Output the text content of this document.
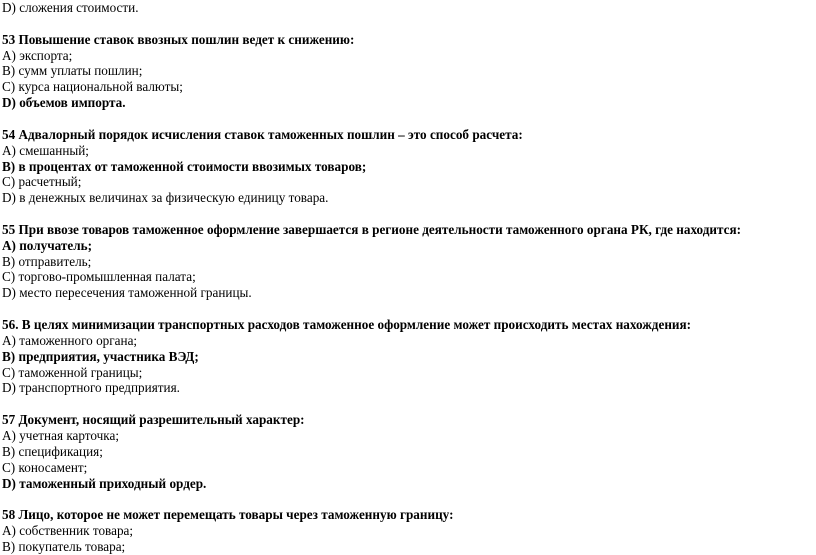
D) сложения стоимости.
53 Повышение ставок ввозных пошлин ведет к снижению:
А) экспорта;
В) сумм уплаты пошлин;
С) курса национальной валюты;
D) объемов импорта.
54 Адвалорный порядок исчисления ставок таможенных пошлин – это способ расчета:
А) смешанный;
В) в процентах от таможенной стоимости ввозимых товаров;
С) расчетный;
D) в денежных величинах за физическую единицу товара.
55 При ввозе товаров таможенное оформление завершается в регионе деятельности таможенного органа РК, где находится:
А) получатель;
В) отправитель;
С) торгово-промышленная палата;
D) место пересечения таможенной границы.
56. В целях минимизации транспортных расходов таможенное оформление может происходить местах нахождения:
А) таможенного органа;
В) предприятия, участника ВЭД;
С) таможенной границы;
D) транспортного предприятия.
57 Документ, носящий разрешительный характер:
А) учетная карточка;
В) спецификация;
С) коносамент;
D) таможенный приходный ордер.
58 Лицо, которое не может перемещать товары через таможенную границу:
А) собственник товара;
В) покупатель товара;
...
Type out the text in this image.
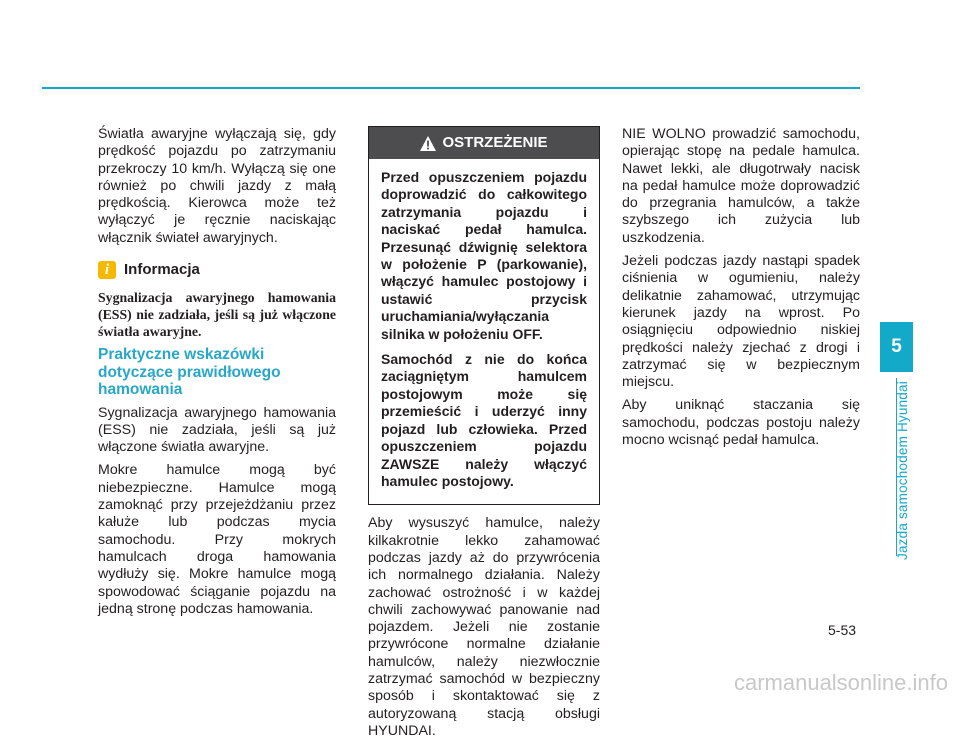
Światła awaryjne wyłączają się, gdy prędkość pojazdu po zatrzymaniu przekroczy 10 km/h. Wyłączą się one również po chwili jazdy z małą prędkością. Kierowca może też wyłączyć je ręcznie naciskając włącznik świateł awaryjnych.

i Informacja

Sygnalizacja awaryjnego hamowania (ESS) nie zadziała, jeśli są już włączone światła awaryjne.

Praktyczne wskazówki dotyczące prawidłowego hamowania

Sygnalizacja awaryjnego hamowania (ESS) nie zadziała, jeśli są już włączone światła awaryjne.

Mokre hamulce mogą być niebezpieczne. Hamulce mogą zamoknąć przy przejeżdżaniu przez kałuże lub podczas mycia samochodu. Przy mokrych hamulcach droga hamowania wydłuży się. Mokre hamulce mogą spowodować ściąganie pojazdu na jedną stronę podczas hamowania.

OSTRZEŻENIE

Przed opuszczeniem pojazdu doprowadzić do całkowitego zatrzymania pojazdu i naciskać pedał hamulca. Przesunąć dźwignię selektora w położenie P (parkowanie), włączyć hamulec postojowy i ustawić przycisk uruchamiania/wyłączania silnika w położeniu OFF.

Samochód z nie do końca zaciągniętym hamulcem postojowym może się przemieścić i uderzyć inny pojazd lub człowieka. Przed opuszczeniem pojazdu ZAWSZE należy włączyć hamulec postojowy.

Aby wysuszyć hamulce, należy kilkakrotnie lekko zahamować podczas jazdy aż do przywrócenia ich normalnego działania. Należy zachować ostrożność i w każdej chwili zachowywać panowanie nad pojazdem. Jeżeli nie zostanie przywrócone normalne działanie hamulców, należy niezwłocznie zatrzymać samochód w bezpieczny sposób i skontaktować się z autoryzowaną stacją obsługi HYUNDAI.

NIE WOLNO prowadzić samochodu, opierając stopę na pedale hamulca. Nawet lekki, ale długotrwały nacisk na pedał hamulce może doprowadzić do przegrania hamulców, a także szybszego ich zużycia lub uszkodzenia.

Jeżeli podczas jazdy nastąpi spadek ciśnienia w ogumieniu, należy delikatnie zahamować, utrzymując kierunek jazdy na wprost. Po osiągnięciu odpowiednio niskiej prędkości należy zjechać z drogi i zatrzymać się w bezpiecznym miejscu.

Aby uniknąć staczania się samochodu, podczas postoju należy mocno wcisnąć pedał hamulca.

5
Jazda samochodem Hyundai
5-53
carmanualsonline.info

* What the task requires *
From the listing above, copy out each line where the word "samochodu" appears.

* Result below *
Mokre hamulce mogą być niebezpieczne. Hamulce mogą zamoknąć przy przejeżdżaniu przez kałuże lub podczas mycia samochodu. Przy mokrych hamulcach droga hamowania wydłuży się. Mokre hamulce mogą spowodować ściąganie pojazdu na jedną stronę podczas hamowania.
NIE WOLNO prowadzić samochodu, opierając stopę na pedale hamulca. Nawet lekki, ale długotrwały nacisk na pedał hamulce może doprowadzić do przegrania hamulców, a także szybszego ich zużycia lub uszkodzenia.
Aby uniknąć staczania się samochodu, podczas postoju należy mocno wcisnąć pedał hamulca.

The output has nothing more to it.